● **What to do**
Would you copy out the whole listing exactly as given?

________________________________________

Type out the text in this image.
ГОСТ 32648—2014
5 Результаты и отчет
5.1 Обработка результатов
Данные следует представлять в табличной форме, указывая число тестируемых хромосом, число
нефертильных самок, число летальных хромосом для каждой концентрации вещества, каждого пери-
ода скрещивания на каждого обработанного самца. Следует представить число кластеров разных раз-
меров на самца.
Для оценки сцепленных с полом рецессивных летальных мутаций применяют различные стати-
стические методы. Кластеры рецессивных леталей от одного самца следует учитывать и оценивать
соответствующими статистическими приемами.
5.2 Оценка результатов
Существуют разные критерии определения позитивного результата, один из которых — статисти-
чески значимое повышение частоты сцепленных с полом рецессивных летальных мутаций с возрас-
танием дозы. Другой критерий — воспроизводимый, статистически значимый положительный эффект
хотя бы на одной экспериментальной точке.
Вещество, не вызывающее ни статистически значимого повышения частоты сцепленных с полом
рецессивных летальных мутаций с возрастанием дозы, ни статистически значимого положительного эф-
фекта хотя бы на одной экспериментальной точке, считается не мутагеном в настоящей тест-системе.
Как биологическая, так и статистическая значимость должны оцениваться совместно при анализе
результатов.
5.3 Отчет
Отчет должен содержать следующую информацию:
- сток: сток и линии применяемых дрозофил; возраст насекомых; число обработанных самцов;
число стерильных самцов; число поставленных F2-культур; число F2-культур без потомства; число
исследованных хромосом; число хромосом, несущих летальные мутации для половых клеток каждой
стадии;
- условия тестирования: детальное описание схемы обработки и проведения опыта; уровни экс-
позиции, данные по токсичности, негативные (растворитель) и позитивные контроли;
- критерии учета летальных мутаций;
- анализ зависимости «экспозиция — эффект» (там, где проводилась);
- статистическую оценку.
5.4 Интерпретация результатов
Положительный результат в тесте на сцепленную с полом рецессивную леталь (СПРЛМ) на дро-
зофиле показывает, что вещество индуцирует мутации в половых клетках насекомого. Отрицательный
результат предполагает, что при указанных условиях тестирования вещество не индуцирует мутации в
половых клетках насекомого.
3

________________________________________

● **Output of the exercise**
Type out the text in this image.
ГОСТ 32648—2014
5 Результаты и отчет
5.1 Обработка результатов
Данные следует представлять в табличной форме, указывая число тестируемых хромосом, число
нефертильных самок, число летальных хромосом для каждой концентрации вещества, каждого пери-
ода скрещивания на каждого обработанного самца. Следует представить число кластеров разных раз-
меров на самца.
Для оценки сцепленных с полом рецессивных летальных мутаций применяют различные стати-
стические методы. Кластеры рецессивных леталей от одного самца следует учитывать и оценивать
соответствующими статистическими приемами.
5.2 Оценка результатов
Существуют разные критерии определения позитивного результата, один из которых — статисти-
чески значимое повышение частоты сцепленных с полом рецессивных летальных мутаций с возрас-
танием дозы. Другой критерий — воспроизводимый, статистически значимый положительный эффект
хотя бы на одной экспериментальной точке.
Вещество, не вызывающее ни статистически значимого повышения частоты сцепленных с полом
рецессивных летальных мутаций с возрастанием дозы, ни статистически значимого положительного эф-
фекта хотя бы на одной экспериментальной точке, считается не мутагеном в настоящей тест-системе.
Как биологическая, так и статистическая значимость должны оцениваться совместно при анализе
результатов.
5.3 Отчет
Отчет должен содержать следующую информацию:
- сток: сток и линии применяемых дрозофил; возраст насекомых; число обработанных самцов;
число стерильных самцов; число поставленных F2-культур; число F2-культур без потомства; число
исследованных хромосом; число хромосом, несущих летальные мутации для половых клеток каждой
стадии;
- условия тестирования: детальное описание схемы обработки и проведения опыта; уровни экс-
позиции, данные по токсичности, негативные (растворитель) и позитивные контроли;
- критерии учета летальных мутаций;
- анализ зависимости «экспозиция — эффект» (там, где проводилась);
- статистическую оценку.
5.4 Интерпретация результатов
Положительный результат в тесте на сцепленную с полом рецессивную леталь (СПРЛМ) на дро-
зофиле показывает, что вещество индуцирует мутации в половых клетках насекомого. Отрицательный
результат предполагает, что при указанных условиях тестирования вещество не индуцирует мутации в
половых клетках насекомого.
3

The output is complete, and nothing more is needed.